== SOURCE DATA

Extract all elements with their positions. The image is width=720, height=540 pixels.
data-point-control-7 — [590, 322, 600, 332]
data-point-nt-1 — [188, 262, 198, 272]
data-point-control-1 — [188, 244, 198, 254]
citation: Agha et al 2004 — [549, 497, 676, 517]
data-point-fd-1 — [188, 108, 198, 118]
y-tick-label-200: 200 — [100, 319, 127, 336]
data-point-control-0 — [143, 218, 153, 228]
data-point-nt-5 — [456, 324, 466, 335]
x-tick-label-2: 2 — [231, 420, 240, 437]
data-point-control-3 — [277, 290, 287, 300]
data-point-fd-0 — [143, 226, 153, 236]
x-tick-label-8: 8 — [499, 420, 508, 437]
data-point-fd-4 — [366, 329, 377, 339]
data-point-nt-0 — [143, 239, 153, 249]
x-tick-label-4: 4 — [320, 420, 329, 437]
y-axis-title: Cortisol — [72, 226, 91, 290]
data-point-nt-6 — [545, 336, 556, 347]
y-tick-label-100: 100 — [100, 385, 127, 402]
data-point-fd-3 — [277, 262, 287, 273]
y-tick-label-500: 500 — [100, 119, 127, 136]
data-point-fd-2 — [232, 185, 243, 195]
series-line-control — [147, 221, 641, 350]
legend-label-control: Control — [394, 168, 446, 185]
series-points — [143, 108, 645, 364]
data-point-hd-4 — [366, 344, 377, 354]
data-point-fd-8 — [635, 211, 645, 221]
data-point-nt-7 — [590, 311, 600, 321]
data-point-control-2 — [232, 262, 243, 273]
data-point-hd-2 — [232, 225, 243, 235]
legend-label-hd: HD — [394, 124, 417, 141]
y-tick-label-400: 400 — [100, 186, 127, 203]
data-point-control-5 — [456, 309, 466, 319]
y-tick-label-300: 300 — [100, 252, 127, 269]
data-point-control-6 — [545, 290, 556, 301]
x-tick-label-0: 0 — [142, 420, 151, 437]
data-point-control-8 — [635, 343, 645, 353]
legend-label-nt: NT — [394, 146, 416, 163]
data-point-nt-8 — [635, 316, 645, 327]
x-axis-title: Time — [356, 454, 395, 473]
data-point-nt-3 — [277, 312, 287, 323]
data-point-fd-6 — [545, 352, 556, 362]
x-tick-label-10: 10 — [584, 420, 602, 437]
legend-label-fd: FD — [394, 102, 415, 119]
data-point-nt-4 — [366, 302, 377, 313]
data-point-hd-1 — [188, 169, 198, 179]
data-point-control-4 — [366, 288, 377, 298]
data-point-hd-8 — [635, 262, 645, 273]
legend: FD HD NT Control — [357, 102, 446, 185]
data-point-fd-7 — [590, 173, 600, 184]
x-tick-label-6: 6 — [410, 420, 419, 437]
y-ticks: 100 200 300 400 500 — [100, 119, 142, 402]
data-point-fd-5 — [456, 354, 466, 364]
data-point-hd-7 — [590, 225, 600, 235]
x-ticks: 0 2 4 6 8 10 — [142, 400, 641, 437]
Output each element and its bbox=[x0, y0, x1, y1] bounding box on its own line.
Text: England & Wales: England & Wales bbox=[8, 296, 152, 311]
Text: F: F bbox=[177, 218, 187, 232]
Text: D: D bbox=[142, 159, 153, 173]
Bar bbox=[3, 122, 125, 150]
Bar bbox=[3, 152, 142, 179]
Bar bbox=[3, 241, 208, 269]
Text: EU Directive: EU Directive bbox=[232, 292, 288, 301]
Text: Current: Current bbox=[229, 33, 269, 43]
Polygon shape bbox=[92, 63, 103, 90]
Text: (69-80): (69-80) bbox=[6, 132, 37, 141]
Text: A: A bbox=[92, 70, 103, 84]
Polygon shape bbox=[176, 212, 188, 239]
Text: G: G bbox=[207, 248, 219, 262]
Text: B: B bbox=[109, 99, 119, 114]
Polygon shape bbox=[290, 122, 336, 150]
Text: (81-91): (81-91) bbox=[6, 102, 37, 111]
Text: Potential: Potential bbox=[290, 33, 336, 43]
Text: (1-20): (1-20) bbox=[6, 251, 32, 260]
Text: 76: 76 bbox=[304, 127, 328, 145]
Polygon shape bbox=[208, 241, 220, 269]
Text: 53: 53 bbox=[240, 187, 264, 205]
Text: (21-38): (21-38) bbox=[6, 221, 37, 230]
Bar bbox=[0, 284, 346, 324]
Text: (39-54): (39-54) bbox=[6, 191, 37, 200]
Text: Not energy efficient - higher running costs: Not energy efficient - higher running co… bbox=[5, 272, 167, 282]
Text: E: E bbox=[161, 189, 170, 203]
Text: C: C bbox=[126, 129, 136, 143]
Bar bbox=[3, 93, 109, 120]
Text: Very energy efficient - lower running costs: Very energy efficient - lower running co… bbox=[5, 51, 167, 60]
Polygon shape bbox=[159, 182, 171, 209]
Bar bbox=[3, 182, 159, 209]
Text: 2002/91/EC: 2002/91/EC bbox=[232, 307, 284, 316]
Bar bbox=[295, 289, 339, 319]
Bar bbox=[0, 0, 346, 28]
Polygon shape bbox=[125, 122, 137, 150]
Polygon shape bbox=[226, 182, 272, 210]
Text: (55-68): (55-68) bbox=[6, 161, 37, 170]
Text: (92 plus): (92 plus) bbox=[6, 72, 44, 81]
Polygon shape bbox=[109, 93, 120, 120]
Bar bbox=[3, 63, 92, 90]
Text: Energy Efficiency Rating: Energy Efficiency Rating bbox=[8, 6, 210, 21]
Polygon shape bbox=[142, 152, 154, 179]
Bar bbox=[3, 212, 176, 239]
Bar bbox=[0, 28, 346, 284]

====

Reproduce every line of the records above verbatim.

- **CORRECT ANSWER**:
Extract all elements with their positions. The image is width=720, height=540 pixels.
data-point-control-7 — [590, 322, 600, 332]
data-point-nt-1 — [188, 262, 198, 272]
data-point-control-1 — [188, 244, 198, 254]
citation: Agha et al 2004 — [549, 497, 676, 517]
data-point-fd-1 — [188, 108, 198, 118]
y-tick-label-200: 200 — [100, 319, 127, 336]
data-point-control-0 — [143, 218, 153, 228]
data-point-nt-5 — [456, 324, 466, 335]
x-tick-label-2: 2 — [231, 420, 240, 437]
data-point-control-3 — [277, 290, 287, 300]
data-point-fd-0 — [143, 226, 153, 236]
x-tick-label-8: 8 — [499, 420, 508, 437]
data-point-fd-4 — [366, 329, 377, 339]
data-point-nt-0 — [143, 239, 153, 249]
x-tick-label-4: 4 — [320, 420, 329, 437]
y-axis-title: Cortisol — [72, 226, 91, 290]
data-point-nt-6 — [545, 336, 556, 347]
y-tick-label-100: 100 — [100, 385, 127, 402]
data-point-fd-3 — [277, 262, 287, 273]
y-tick-label-500: 500 — [100, 119, 127, 136]
data-point-fd-2 — [232, 185, 243, 195]
series-line-control — [147, 221, 641, 350]
legend-label-control: Control — [394, 168, 446, 185]
series-points — [143, 108, 645, 364]
data-point-hd-4 — [366, 344, 377, 354]
data-point-fd-8 — [635, 211, 645, 221]
data-point-nt-7 — [590, 311, 600, 321]
data-point-control-2 — [232, 262, 243, 273]
data-point-hd-2 — [232, 225, 243, 235]
legend-label-hd: HD — [394, 124, 417, 141]
y-tick-label-400: 400 — [100, 186, 127, 203]
data-point-control-5 — [456, 309, 466, 319]
y-tick-label-300: 300 — [100, 252, 127, 269]
data-point-control-6 — [545, 290, 556, 301]
x-tick-label-0: 0 — [142, 420, 151, 437]
data-point-control-8 — [635, 343, 645, 353]
legend-label-nt: NT — [394, 146, 416, 163]
data-point-nt-8 — [635, 316, 645, 327]
x-axis-title: Time — [356, 454, 395, 473]
data-point-nt-3 — [277, 312, 287, 323]
data-point-fd-6 — [545, 352, 556, 362]
x-tick-label-10: 10 — [584, 420, 602, 437]
legend-label-fd: FD — [394, 102, 415, 119]
data-point-nt-4 — [366, 302, 377, 313]
data-point-hd-1 — [188, 169, 198, 179]
data-point-control-4 — [366, 288, 377, 298]
data-point-hd-8 — [635, 262, 645, 273]
legend: FD HD NT Control — [357, 102, 446, 185]
data-point-fd-7 — [590, 173, 600, 184]
x-tick-label-6: 6 — [410, 420, 419, 437]
y-ticks: 100 200 300 400 500 — [100, 119, 142, 402]
data-point-fd-5 — [456, 354, 466, 364]
data-point-hd-7 — [590, 225, 600, 235]
x-ticks: 0 2 4 6 8 10 — [142, 400, 641, 437]
Output each element and its bbox=[x0, y0, x1, y1] bounding box on its own line.
Text: England & Wales: England & Wales bbox=[8, 296, 152, 311]
Text: F: F bbox=[177, 218, 187, 232]
Text: D: D bbox=[142, 159, 153, 173]
Bar bbox=[3, 122, 125, 150]
Bar bbox=[3, 152, 142, 179]
Bar bbox=[3, 241, 208, 269]
Text: EU Directive: EU Directive bbox=[232, 292, 288, 301]
Text: Current: Current bbox=[229, 33, 269, 43]
Polygon shape bbox=[92, 63, 103, 90]
Text: (69-80): (69-80) bbox=[6, 132, 37, 141]
Text: A: A bbox=[92, 70, 103, 84]
Polygon shape bbox=[176, 212, 188, 239]
Text: G: G bbox=[207, 248, 219, 262]
Text: B: B bbox=[109, 99, 119, 114]
Polygon shape bbox=[290, 122, 336, 150]
Text: (81-91): (81-91) bbox=[6, 102, 37, 111]
Text: Potential: Potential bbox=[290, 33, 336, 43]
Text: (1-20): (1-20) bbox=[6, 251, 32, 260]
Text: 76: 76 bbox=[304, 127, 328, 145]
Polygon shape bbox=[208, 241, 220, 269]
Text: 53: 53 bbox=[240, 187, 264, 205]
Text: (21-38): (21-38) bbox=[6, 221, 37, 230]
Bar bbox=[0, 284, 346, 324]
Text: (39-54): (39-54) bbox=[6, 191, 37, 200]
Text: Not energy efficient - higher running costs: Not energy efficient - higher running co… bbox=[5, 272, 167, 282]
Text: E: E bbox=[161, 189, 170, 203]
Text: C: C bbox=[126, 129, 136, 143]
Bar bbox=[3, 93, 109, 120]
Text: Very energy efficient - lower running costs: Very energy efficient - lower running co… bbox=[5, 51, 167, 60]
Polygon shape bbox=[159, 182, 171, 209]
Bar bbox=[3, 182, 159, 209]
Text: 2002/91/EC: 2002/91/EC bbox=[232, 307, 284, 316]
Bar bbox=[295, 289, 339, 319]
Bar bbox=[0, 0, 346, 28]
Polygon shape bbox=[125, 122, 137, 150]
Polygon shape bbox=[226, 182, 272, 210]
Text: (55-68): (55-68) bbox=[6, 161, 37, 170]
Text: (92 plus): (92 plus) bbox=[6, 72, 44, 81]
Polygon shape bbox=[109, 93, 120, 120]
Bar bbox=[3, 63, 92, 90]
Text: Energy Efficiency Rating: Energy Efficiency Rating bbox=[8, 6, 210, 21]
Polygon shape bbox=[142, 152, 154, 179]
Bar bbox=[3, 212, 176, 239]
Bar bbox=[0, 28, 346, 284]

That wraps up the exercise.